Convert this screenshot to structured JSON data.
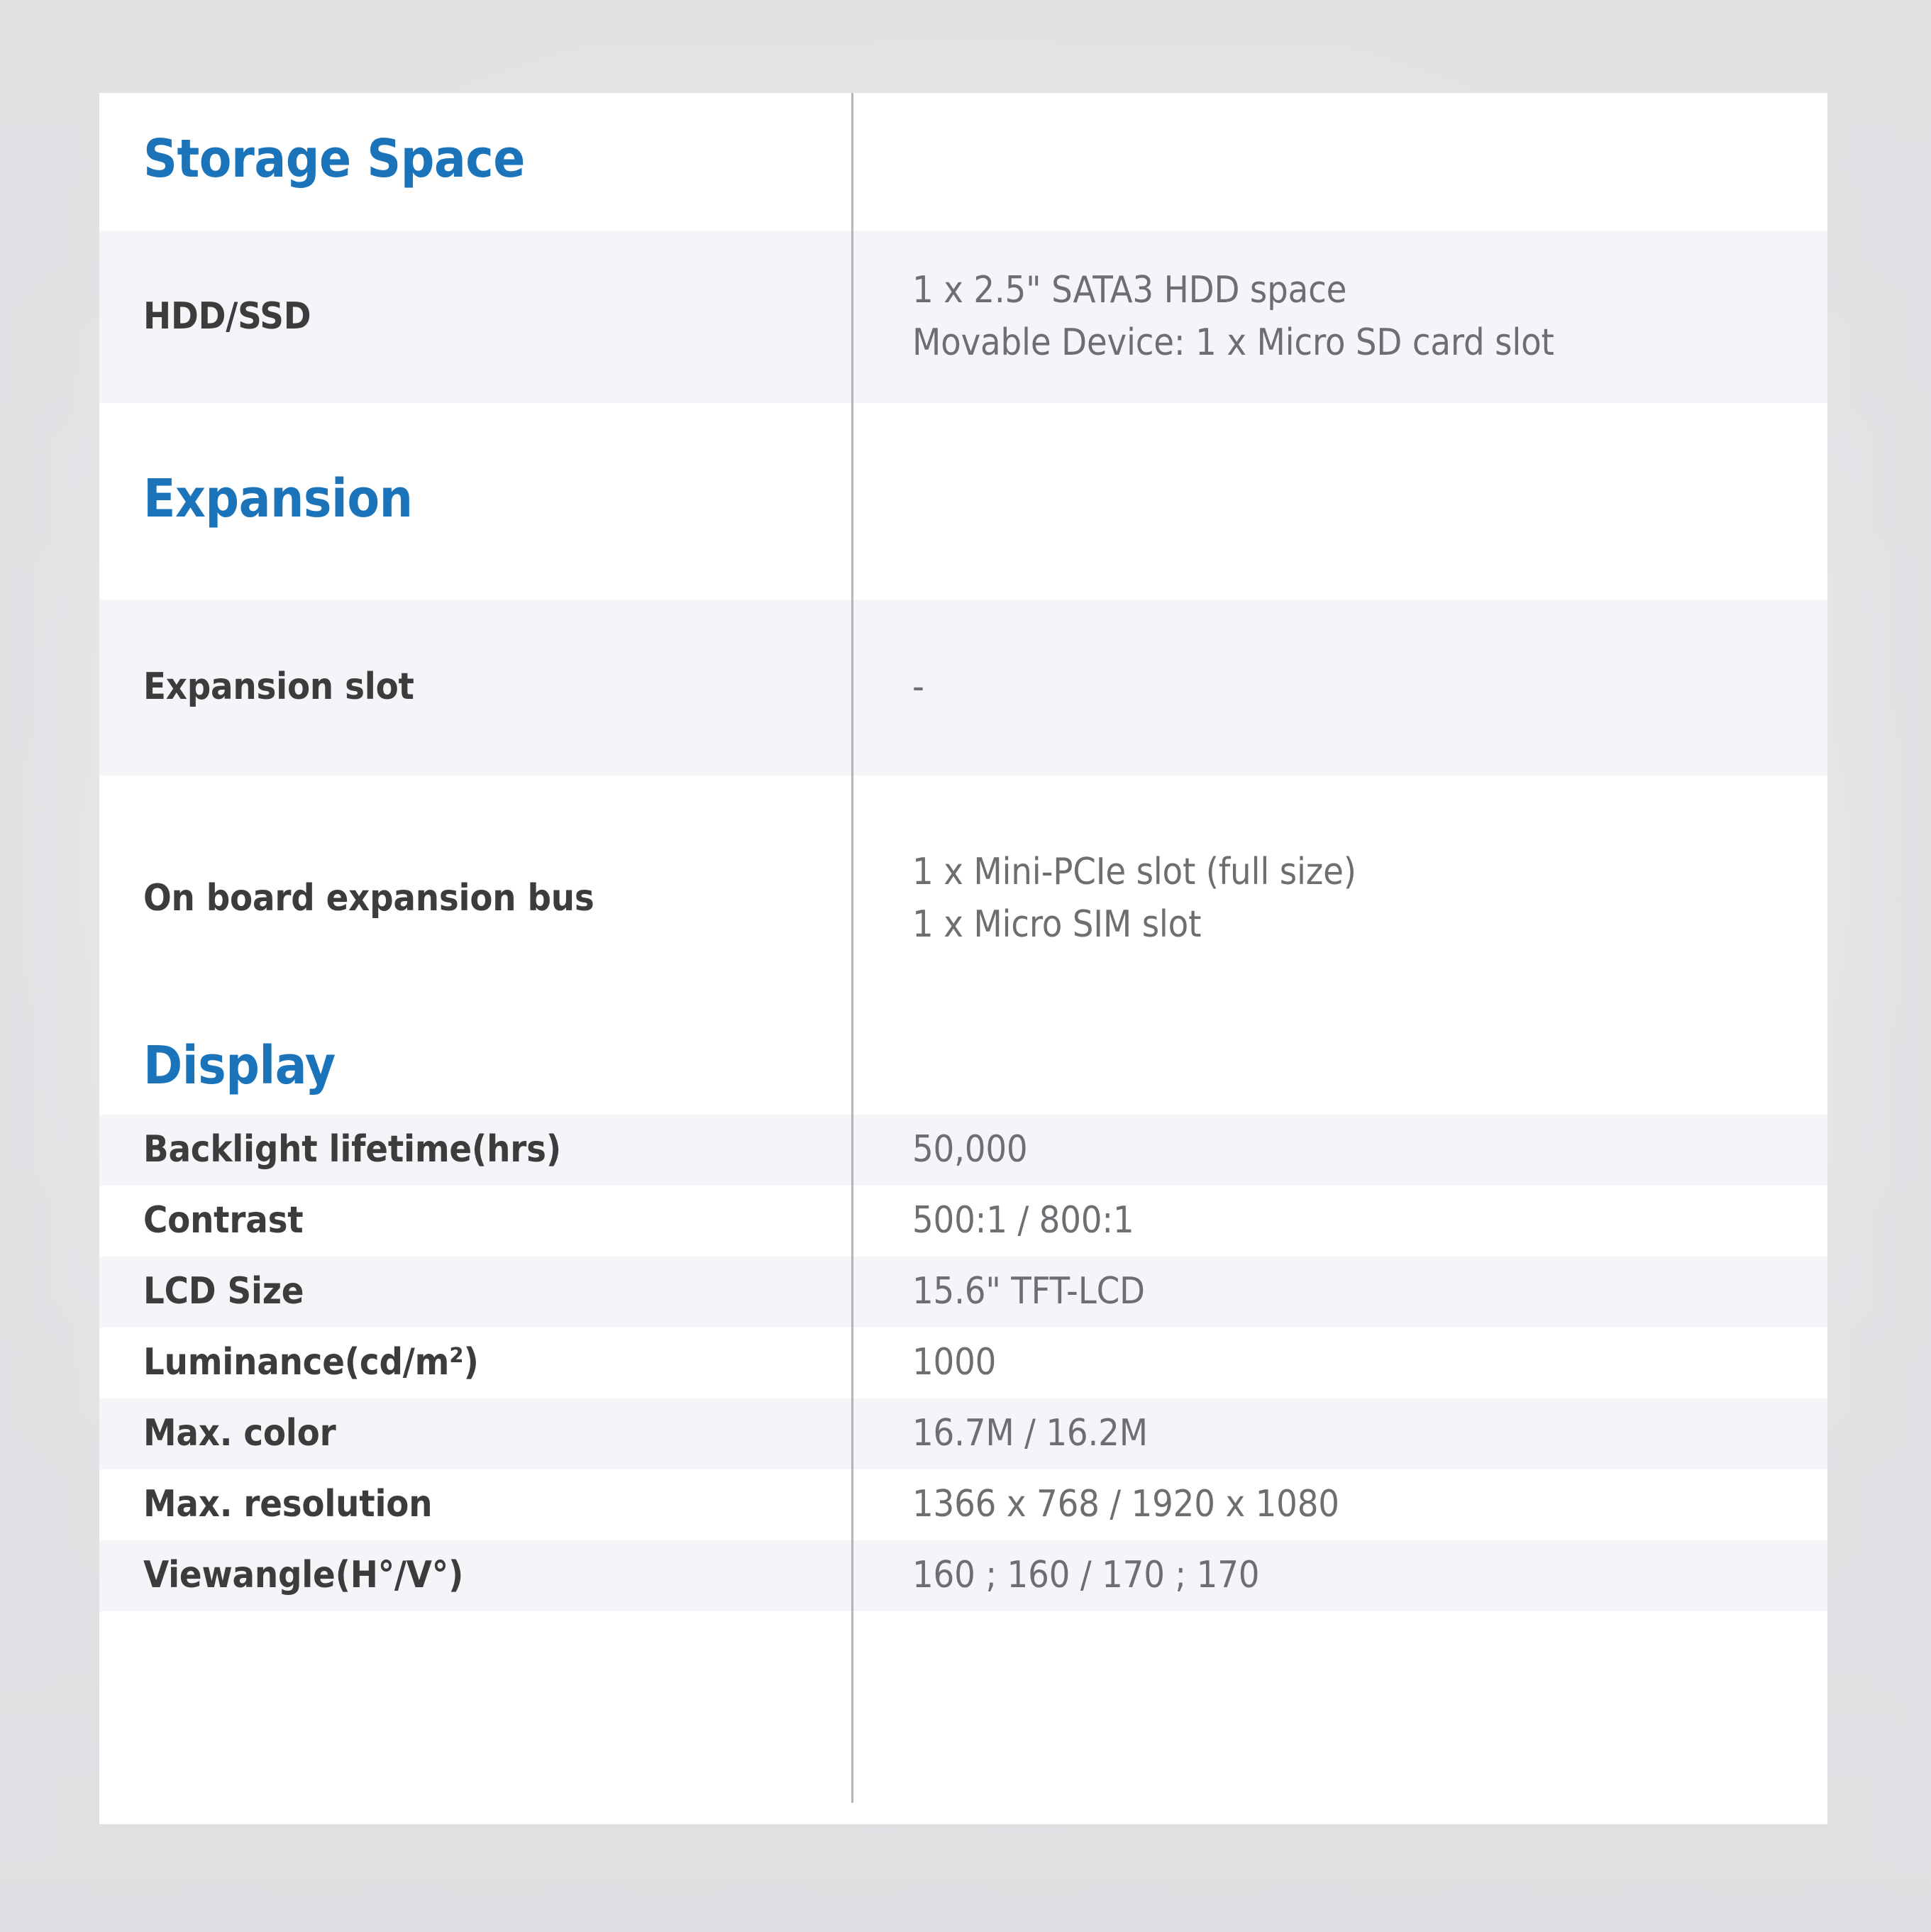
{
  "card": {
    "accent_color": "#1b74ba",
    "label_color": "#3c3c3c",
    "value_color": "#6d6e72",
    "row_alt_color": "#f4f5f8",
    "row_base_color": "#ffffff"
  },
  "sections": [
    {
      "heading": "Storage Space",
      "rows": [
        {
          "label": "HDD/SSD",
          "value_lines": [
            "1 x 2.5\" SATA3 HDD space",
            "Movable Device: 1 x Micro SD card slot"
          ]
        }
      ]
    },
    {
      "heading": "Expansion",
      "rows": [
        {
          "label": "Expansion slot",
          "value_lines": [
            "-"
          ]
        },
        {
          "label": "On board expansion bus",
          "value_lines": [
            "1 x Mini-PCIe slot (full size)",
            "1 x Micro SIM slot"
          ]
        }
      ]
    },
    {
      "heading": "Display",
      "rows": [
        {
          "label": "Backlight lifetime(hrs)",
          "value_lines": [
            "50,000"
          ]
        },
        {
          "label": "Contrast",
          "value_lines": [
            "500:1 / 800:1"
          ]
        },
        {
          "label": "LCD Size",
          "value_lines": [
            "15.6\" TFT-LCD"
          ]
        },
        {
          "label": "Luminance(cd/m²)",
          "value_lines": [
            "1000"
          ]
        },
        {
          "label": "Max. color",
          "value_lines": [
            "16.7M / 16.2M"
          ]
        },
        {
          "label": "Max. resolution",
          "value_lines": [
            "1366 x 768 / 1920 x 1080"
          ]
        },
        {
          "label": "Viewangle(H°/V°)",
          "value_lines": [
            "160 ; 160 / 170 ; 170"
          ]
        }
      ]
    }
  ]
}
____
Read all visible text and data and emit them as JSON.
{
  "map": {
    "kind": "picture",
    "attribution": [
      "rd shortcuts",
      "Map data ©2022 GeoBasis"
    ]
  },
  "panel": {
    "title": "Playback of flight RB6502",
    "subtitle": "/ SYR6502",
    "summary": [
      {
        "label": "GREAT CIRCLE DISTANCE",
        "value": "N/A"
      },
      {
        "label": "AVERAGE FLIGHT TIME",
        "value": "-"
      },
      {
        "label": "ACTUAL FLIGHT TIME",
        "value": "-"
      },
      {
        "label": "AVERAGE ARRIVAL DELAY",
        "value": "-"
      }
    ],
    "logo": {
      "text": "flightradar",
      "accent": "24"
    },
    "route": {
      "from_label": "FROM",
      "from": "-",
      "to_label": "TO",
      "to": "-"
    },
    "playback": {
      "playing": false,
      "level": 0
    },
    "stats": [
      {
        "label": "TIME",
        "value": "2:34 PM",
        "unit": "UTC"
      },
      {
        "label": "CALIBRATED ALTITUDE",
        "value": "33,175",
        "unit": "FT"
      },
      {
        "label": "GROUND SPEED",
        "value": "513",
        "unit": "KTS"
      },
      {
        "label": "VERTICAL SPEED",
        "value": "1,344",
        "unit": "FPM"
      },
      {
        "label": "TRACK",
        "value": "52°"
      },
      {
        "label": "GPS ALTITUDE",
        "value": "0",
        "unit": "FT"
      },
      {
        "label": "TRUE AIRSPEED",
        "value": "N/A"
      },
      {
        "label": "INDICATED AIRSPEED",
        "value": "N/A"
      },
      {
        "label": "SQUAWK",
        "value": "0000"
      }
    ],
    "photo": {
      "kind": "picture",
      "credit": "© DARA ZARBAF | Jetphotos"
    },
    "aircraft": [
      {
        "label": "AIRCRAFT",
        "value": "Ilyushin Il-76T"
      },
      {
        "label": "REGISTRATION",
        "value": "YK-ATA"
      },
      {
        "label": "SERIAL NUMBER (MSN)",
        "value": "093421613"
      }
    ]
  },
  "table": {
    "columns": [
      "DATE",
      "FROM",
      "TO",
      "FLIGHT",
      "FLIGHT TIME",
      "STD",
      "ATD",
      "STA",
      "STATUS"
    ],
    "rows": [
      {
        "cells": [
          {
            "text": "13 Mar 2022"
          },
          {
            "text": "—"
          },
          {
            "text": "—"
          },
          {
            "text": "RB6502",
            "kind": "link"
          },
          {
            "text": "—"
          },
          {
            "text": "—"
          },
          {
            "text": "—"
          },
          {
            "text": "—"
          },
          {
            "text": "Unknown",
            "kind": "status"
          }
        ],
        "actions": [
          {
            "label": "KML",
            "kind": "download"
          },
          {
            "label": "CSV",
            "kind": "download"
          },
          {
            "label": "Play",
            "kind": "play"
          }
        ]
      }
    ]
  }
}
____
* [AIM OF THE TASK]:
All lines holding the word "JSON" should be picked out and copied.

* [SOLUTION TO THE EXERCISE]:
Convert this screenshot to structured JSON data.
Read all visible text and data and emit them as JSON.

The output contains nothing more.